**Short task:** Nothing in the data should change when you return it, but leave the pictures out.
..............................
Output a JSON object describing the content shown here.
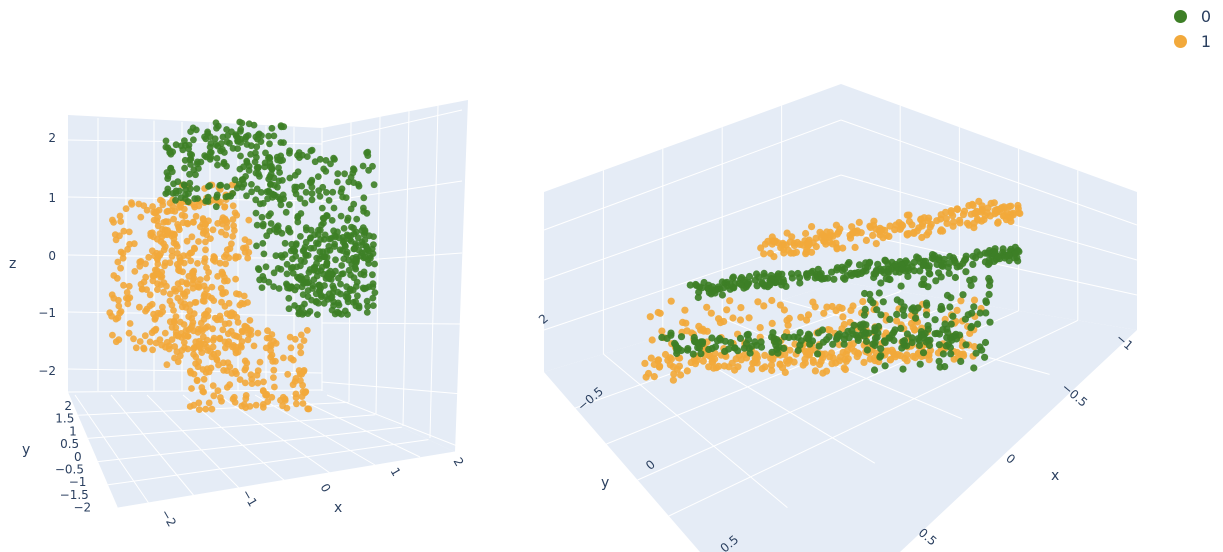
{
  "legend": [
    {
      "label": "0",
      "color": "#3d7f26"
    },
    {
      "label": "1",
      "color": "#f2a93b"
    }
  ],
  "chart_data": [
    {
      "type": "scatter",
      "title": "",
      "xlabel": "x",
      "ylabel": "y",
      "zlabel": "z",
      "xlim": [
        -2.2,
        2.2
      ],
      "ylim": [
        -2.2,
        2.2
      ],
      "zlim": [
        -2.5,
        2.3
      ],
      "x_ticks": [
        "−2",
        "−1",
        "0",
        "1",
        "2"
      ],
      "y_ticks": [
        "−2",
        "−1.5",
        "−1",
        "−0.5",
        "0",
        "0.5",
        "1",
        "1.5",
        "2"
      ],
      "z_ticks": [
        "−2",
        "−1",
        "0",
        "1",
        "2"
      ],
      "series": [
        {
          "name": "0",
          "color": "#3d7f26",
          "shape": "upper arc",
          "x_range": [
            -1.2,
            2.0
          ],
          "z_range": [
            -1.0,
            2.2
          ],
          "points": 600
        },
        {
          "name": "1",
          "color": "#f2a93b",
          "shape": "lower arc",
          "x_range": [
            -2.0,
            1.2
          ],
          "z_range": [
            -2.5,
            1.2
          ],
          "points": 600
        }
      ]
    },
    {
      "type": "scatter",
      "title": "",
      "xlabel": "x",
      "ylabel": "y",
      "zlabel": "",
      "x_ticks": [
        "−1",
        "−0.5",
        "0",
        "0.5"
      ],
      "y_ticks": [
        "−0.5",
        "0",
        "0.5"
      ],
      "z_ticks": [
        "2"
      ],
      "series": [
        {
          "name": "0",
          "color": "#3d7f26",
          "shape": "ring",
          "points": 600
        },
        {
          "name": "1",
          "color": "#f2a93b",
          "shape": "ring",
          "points": 600
        }
      ]
    }
  ]
}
..............................
**Reply:**
Output a JSON object describing the content shown here.
{
  "legend": [
    {
      "label": "0",
      "color": "#3d7f26"
    },
    {
      "label": "1",
      "color": "#f2a93b"
    }
  ],
  "chart_data": [
    {
      "type": "scatter",
      "title": "",
      "xlabel": "x",
      "ylabel": "y",
      "zlabel": "z",
      "xlim": [
        -2.2,
        2.2
      ],
      "ylim": [
        -2.2,
        2.2
      ],
      "zlim": [
        -2.5,
        2.3
      ],
      "x_ticks": [
        "−2",
        "−1",
        "0",
        "1",
        "2"
      ],
      "y_ticks": [
        "−2",
        "−1.5",
        "−1",
        "−0.5",
        "0",
        "0.5",
        "1",
        "1.5",
        "2"
      ],
      "z_ticks": [
        "−2",
        "−1",
        "0",
        "1",
        "2"
      ],
      "series": [
        {
          "name": "0",
          "color": "#3d7f26",
          "shape": "upper arc",
          "x_range": [
            -1.2,
            2.0
          ],
          "z_range": [
            -1.0,
            2.2
          ],
          "points": 600
        },
        {
          "name": "1",
          "color": "#f2a93b",
          "shape": "lower arc",
          "x_range": [
            -2.0,
            1.2
          ],
          "z_range": [
            -2.5,
            1.2
          ],
          "points": 600
        }
      ]
    },
    {
      "type": "scatter",
      "title": "",
      "xlabel": "x",
      "ylabel": "y",
      "zlabel": "",
      "x_ticks": [
        "−1",
        "−0.5",
        "0",
        "0.5"
      ],
      "y_ticks": [
        "−0.5",
        "0",
        "0.5"
      ],
      "z_ticks": [
        "2"
      ],
      "series": [
        {
          "name": "0",
          "color": "#3d7f26",
          "shape": "ring",
          "points": 600
        },
        {
          "name": "1",
          "color": "#f2a93b",
          "shape": "ring",
          "points": 600
        }
      ]
    }
  ]
}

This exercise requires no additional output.